• **Text segment**
·····

Web Dev/Info Sec Guys -> info regarding your robots.txt and indexing behavior (very short and very important)
I have recently been experimenting with how Google, Bing, Yandex, CensysBot, UptimeBot etc handle various inconsistencies in robots.txt.
This will take you 5 minutes to read and hopefully you will know how serious not setting up robots.txt can be, and how exposed you and your org. become, when not done right:
Take these non-real world examples:
---------- (File needs to be world readable)
User-Agent: *
------- This is improper syntax and it doesnt actaully state to disallow
I have also seen alot of:
User-Agent: *
Disallow: /
Allow: *.php
Allow: /gfx
---- etc
------- This is improper syntax and it will (most crawlers) will not index
Here is the PoC:
Test site for PoC: opensea.io
# I kick off a curl (silent - follow redirects - set UA
curl -sL --user-agent 'moz' https://opensea.io/robots.txt;echo
User-agent: *
Disallow: /cdn-cgi/
Sitemap: https://opensea.io/sitemap.xml
BTW --- This site is *massive* they arent covering much - in the sitemap file
How to validate the behavior on Google when a site of a large size has a robots.txt like this: Incognito google query:
Note: Whenever your Google Dorking — do it incognito, or you will have history and skewed results based on your past browsing history.

·····

• **Given instruction**
Write the next part of the post on robots.txt and indexing, beginning right after its final sentence. The listing that comes next has no connection to the post on robots.txt and indexing.

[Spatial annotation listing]

·····

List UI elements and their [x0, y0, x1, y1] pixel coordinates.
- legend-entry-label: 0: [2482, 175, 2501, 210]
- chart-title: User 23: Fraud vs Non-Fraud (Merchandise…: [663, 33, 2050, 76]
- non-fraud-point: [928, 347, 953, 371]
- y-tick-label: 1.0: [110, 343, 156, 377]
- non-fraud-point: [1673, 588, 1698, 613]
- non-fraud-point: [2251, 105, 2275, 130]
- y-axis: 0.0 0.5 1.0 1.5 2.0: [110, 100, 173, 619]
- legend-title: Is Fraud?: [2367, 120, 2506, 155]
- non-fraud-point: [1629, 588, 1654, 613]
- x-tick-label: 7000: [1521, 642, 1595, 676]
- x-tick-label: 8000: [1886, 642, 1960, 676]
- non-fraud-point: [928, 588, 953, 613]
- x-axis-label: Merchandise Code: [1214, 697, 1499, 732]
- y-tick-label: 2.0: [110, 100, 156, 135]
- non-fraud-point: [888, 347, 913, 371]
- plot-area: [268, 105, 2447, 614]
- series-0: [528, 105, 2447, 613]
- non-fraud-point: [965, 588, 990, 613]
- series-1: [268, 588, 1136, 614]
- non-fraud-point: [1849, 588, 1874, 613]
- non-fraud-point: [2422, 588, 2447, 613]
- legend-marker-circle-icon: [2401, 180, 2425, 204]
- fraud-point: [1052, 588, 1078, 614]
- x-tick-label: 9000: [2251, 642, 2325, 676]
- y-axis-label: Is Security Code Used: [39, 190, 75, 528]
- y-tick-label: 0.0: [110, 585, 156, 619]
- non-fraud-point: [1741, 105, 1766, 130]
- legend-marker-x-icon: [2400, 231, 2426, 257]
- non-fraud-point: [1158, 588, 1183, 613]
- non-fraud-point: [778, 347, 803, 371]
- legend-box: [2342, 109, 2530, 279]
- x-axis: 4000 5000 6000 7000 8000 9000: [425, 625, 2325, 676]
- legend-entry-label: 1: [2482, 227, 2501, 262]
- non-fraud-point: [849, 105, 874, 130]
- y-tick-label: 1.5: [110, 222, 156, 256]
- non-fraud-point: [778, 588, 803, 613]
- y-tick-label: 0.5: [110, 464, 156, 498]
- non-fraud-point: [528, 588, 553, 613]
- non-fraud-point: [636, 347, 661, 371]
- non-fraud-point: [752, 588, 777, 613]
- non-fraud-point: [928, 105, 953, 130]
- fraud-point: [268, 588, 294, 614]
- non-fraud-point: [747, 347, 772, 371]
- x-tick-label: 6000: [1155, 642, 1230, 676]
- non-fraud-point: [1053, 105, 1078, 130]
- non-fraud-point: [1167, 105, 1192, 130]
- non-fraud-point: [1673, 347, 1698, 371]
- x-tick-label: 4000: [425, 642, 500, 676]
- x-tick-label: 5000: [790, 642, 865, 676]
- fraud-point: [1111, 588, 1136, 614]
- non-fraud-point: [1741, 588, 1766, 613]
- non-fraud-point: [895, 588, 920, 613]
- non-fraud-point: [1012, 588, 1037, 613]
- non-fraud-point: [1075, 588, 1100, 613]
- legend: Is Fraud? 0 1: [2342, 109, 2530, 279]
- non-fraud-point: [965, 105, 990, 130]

·····

• **Exercise result**
So case in point — Look at the amount of results — 2.62million:
This isn't surprising at all, but it is interesting when your looking at a site of this site. Keep in mind these things about Google results:
* Max of 1000 results (100 x 10 pg) it doesn't matter your query
* It will try to goto the next page(s) if u keep hitting end key
* If you append &num=100 to the end of the URL it will start list with 100.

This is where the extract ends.